■ Exercise directions: What follows is a block of records; restate each one word for word.

■ Material provided:

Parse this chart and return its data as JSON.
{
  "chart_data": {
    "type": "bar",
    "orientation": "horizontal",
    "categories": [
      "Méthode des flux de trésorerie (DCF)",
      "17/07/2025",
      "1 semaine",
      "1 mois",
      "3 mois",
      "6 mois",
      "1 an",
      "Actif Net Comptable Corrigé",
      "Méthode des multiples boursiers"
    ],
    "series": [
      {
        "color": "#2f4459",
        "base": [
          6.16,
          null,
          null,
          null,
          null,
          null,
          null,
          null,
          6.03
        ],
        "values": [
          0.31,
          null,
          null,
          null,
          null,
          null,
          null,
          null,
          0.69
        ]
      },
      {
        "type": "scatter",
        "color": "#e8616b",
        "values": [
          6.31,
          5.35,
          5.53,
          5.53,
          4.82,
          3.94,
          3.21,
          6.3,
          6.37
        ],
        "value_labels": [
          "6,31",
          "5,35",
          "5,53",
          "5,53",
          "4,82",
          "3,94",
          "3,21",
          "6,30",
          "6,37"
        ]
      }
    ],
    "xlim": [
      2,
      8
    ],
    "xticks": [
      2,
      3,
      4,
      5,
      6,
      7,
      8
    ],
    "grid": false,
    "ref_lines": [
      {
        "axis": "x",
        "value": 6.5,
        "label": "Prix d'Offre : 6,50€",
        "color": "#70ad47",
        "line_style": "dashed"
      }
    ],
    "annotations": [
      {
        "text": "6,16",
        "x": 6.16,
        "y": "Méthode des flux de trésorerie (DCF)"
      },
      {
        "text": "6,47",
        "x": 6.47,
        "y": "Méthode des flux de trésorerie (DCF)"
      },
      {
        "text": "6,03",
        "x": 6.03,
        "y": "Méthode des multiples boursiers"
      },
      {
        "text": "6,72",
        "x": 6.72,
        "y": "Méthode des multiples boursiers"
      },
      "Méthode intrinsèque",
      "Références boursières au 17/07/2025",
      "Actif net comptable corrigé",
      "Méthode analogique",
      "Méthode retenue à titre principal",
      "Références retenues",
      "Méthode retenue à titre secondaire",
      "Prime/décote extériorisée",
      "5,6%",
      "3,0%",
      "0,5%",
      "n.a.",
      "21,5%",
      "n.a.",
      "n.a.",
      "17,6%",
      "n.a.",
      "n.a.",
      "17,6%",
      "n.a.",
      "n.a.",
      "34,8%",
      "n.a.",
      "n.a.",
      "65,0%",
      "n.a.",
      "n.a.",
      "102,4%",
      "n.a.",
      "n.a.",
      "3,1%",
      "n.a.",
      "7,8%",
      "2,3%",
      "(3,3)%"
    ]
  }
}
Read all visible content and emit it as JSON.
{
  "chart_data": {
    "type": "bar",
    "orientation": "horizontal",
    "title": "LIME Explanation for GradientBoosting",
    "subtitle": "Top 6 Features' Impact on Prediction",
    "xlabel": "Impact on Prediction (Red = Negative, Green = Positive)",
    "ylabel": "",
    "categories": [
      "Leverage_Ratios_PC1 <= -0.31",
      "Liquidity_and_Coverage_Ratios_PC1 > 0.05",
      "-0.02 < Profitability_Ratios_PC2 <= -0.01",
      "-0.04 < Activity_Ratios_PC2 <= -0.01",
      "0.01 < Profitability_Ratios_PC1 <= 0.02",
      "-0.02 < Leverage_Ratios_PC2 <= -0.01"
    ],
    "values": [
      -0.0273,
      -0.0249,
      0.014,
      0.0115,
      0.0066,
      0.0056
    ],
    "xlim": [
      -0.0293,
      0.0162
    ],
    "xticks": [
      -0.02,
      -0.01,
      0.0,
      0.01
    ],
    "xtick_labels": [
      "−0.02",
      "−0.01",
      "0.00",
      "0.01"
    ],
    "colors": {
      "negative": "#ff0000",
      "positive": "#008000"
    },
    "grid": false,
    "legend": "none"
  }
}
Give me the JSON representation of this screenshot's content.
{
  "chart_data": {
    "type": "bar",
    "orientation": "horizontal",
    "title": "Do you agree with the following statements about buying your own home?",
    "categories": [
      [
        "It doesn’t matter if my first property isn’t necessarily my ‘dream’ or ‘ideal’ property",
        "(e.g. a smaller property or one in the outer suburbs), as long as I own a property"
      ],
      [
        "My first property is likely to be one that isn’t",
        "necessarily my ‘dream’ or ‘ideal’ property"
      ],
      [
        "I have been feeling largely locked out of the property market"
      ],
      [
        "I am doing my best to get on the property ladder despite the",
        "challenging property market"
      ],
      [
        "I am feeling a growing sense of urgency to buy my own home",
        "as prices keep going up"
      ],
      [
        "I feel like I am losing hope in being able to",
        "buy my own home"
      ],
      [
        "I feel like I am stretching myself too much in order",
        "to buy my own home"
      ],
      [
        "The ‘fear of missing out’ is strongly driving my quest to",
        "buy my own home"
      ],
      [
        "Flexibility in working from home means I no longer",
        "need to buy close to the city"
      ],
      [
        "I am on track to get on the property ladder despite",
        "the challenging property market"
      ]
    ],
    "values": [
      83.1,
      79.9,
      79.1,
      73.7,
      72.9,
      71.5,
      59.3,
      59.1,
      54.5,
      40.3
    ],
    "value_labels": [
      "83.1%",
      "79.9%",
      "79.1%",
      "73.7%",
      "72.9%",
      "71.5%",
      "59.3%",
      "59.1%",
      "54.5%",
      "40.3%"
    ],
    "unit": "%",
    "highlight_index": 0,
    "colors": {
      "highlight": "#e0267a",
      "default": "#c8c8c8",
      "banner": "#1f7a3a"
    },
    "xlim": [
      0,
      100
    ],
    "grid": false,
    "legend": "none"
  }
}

■ Result of the task:
Parse this chart and return its data as JSON.
{
  "chart_data": {
    "type": "bar",
    "orientation": "horizontal",
    "categories": [
      "Méthode des flux de trésorerie (DCF)",
      "17/07/2025",
      "1 semaine",
      "1 mois",
      "3 mois",
      "6 mois",
      "1 an",
      "Actif Net Comptable Corrigé",
      "Méthode des multiples boursiers"
    ],
    "series": [
      {
        "color": "#2f4459",
        "base": [
          6.16,
          null,
          null,
          null,
          null,
          null,
          null,
          null,
          6.03
        ],
        "values": [
          0.31,
          null,
          null,
          null,
          null,
          null,
          null,
          null,
          0.69
        ]
      },
      {
        "type": "scatter",
        "color": "#e8616b",
        "values": [
          6.31,
          5.35,
          5.53,
          5.53,
          4.82,
          3.94,
          3.21,
          6.3,
          6.37
        ],
        "value_labels": [
          "6,31",
          "5,35",
          "5,53",
          "5,53",
          "4,82",
          "3,94",
          "3,21",
          "6,30",
          "6,37"
        ]
      }
    ],
    "xlim": [
      2,
      8
    ],
    "xticks": [
      2,
      3,
      4,
      5,
      6,
      7,
      8
    ],
    "grid": false,
    "ref_lines": [
      {
        "axis": "x",
        "value": 6.5,
        "label": "Prix d'Offre : 6,50€",
        "color": "#70ad47",
        "line_style": "dashed"
      }
    ],
    "annotations": [
      {
        "text": "6,16",
        "x": 6.16,
        "y": "Méthode des flux de trésorerie (DCF)"
      },
      {
        "text": "6,47",
        "x": 6.47,
        "y": "Méthode des flux de trésorerie (DCF)"
      },
      {
        "text": "6,03",
        "x": 6.03,
        "y": "Méthode des multiples boursiers"
      },
      {
        "text": "6,72",
        "x": 6.72,
        "y": "Méthode des multiples boursiers"
      },
      "Méthode intrinsèque",
      "Références boursières au 17/07/2025",
      "Actif net comptable corrigé",
      "Méthode analogique",
      "Méthode retenue à titre principal",
      "Références retenues",
      "Méthode retenue à titre secondaire",
      "Prime/décote extériorisée",
      "5,6%",
      "3,0%",
      "0,5%",
      "n.a.",
      "21,5%",
      "n.a.",
      "n.a.",
      "17,6%",
      "n.a.",
      "n.a.",
      "17,6%",
      "n.a.",
      "n.a.",
      "34,8%",
      "n.a.",
      "n.a.",
      "65,0%",
      "n.a.",
      "n.a.",
      "102,4%",
      "n.a.",
      "n.a.",
      "3,1%",
      "n.a.",
      "7,8%",
      "2,3%",
      "(3,3)%"
    ]
  }
}
Read all visible content and emit it as JSON.
{
  "chart_data": {
    "type": "bar",
    "orientation": "horizontal",
    "title": "LIME Explanation for GradientBoosting",
    "subtitle": "Top 6 Features' Impact on Prediction",
    "xlabel": "Impact on Prediction (Red = Negative, Green = Positive)",
    "ylabel": "",
    "categories": [
      "Leverage_Ratios_PC1 <= -0.31",
      "Liquidity_and_Coverage_Ratios_PC1 > 0.05",
      "-0.02 < Profitability_Ratios_PC2 <= -0.01",
      "-0.04 < Activity_Ratios_PC2 <= -0.01",
      "0.01 < Profitability_Ratios_PC1 <= 0.02",
      "-0.02 < Leverage_Ratios_PC2 <= -0.01"
    ],
    "values": [
      -0.0273,
      -0.0249,
      0.014,
      0.0115,
      0.0066,
      0.0056
    ],
    "xlim": [
      -0.0293,
      0.0162
    ],
    "xticks": [
      -0.02,
      -0.01,
      0.0,
      0.01
    ],
    "xtick_labels": [
      "−0.02",
      "−0.01",
      "0.00",
      "0.01"
    ],
    "colors": {
      "negative": "#ff0000",
      "positive": "#008000"
    },
    "grid": false,
    "legend": "none"
  }
}
Give me the JSON representation of this screenshot's content.
{
  "chart_data": {
    "type": "bar",
    "orientation": "horizontal",
    "title": "Do you agree with the following statements about buying your own home?",
    "categories": [
      [
        "It doesn’t matter if my first property isn’t necessarily my ‘dream’ or ‘ideal’ property",
        "(e.g. a smaller property or one in the outer suburbs), as long as I own a property"
      ],
      [
        "My first property is likely to be one that isn’t",
        "necessarily my ‘dream’ or ‘ideal’ property"
      ],
      [
        "I have been feeling largely locked out of the property market"
      ],
      [
        "I am doing my best to get on the property ladder despite the",
        "challenging property market"
      ],
      [
        "I am feeling a growing sense of urgency to buy my own home",
        "as prices keep going up"
      ],
      [
        "I feel like I am losing hope in being able to",
        "buy my own home"
      ],
      [
        "I feel like I am stretching myself too much in order",
        "to buy my own home"
      ],
      [
        "The ‘fear of missing out’ is strongly driving my quest to",
        "buy my own home"
      ],
      [
        "Flexibility in working from home means I no longer",
        "need to buy close to the city"
      ],
      [
        "I am on track to get on the property ladder despite",
        "the challenging property market"
      ]
    ],
    "values": [
      83.1,
      79.9,
      79.1,
      73.7,
      72.9,
      71.5,
      59.3,
      59.1,
      54.5,
      40.3
    ],
    "value_labels": [
      "83.1%",
      "79.9%",
      "79.1%",
      "73.7%",
      "72.9%",
      "71.5%",
      "59.3%",
      "59.1%",
      "54.5%",
      "40.3%"
    ],
    "unit": "%",
    "highlight_index": 0,
    "colors": {
      "highlight": "#e0267a",
      "default": "#c8c8c8",
      "banner": "#1f7a3a"
    },
    "xlim": [
      0,
      100
    ],
    "grid": false,
    "legend": "none"
  }
}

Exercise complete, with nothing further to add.